_DIRECTIVE_:
Check each line of the listing for the word "bold" and report how many lines contain it, giving nothing but the number.

>> START MATERIAL PROVIDED

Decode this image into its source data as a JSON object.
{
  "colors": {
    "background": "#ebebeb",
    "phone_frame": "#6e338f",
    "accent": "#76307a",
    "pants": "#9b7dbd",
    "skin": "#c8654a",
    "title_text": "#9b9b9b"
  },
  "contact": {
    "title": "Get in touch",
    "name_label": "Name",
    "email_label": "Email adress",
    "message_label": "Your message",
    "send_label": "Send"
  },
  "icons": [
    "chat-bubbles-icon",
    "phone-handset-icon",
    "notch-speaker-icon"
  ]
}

>> END MATERIAL PROVIDED
>> START MATERIAL PROVIDED

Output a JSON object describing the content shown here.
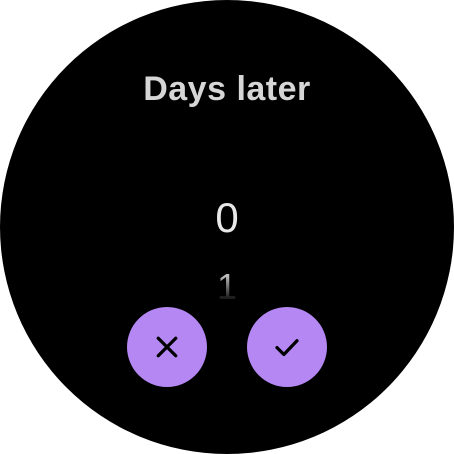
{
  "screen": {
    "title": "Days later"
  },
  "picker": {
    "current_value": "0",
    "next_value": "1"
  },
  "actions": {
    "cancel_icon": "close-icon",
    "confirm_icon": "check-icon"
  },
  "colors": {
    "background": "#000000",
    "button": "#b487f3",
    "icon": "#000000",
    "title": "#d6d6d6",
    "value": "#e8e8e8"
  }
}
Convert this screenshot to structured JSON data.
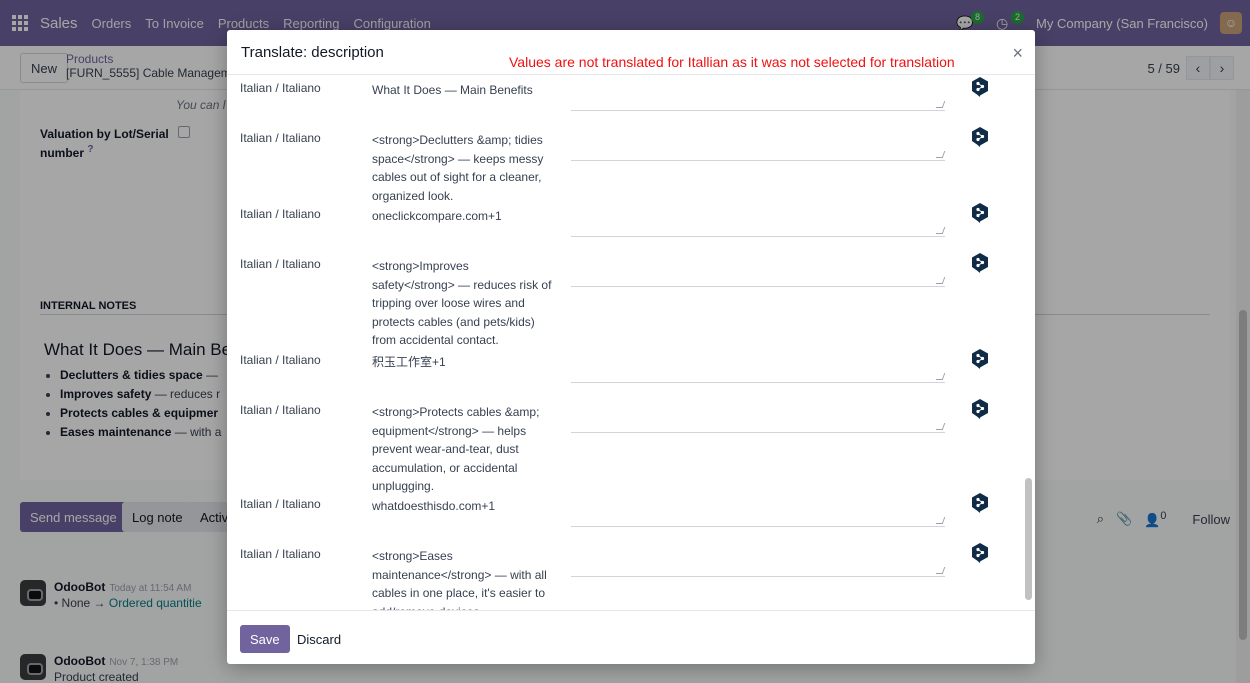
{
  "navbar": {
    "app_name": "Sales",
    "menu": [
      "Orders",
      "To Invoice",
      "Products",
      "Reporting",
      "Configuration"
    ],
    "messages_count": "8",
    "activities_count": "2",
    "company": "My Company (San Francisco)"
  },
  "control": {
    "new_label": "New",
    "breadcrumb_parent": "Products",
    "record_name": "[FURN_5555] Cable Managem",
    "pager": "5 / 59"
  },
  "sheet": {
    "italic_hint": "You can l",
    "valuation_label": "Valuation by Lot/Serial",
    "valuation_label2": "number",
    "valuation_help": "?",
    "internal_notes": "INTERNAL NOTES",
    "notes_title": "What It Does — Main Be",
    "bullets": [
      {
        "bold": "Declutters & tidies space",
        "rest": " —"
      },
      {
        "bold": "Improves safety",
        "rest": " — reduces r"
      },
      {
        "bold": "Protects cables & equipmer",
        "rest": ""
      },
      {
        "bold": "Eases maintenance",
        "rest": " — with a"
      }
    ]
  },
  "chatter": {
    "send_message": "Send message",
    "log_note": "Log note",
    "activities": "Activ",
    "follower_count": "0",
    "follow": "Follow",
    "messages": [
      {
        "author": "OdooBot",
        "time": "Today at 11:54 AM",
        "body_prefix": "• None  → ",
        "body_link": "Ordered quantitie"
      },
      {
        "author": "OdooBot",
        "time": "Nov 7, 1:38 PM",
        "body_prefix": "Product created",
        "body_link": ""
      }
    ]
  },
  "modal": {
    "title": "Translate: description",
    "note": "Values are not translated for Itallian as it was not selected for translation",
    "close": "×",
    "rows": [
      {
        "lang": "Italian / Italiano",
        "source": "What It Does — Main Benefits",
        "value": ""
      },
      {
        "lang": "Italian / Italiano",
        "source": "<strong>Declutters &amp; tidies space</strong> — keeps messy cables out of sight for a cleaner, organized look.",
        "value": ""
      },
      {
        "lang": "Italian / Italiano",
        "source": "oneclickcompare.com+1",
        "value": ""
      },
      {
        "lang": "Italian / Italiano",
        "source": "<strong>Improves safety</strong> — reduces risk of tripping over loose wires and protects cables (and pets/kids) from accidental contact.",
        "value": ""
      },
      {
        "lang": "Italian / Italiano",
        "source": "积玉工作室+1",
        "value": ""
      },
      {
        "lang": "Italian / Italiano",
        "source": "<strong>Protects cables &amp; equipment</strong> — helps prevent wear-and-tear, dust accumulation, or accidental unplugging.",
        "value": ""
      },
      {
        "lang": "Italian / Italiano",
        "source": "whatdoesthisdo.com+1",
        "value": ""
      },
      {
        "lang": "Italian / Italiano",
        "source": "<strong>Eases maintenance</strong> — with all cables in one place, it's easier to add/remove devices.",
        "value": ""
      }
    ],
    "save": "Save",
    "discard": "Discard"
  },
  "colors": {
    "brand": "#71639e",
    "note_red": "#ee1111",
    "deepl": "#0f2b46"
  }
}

>> END MATERIAL PROVIDED

_SOLUTION FOR THIS PROBLEM_:
4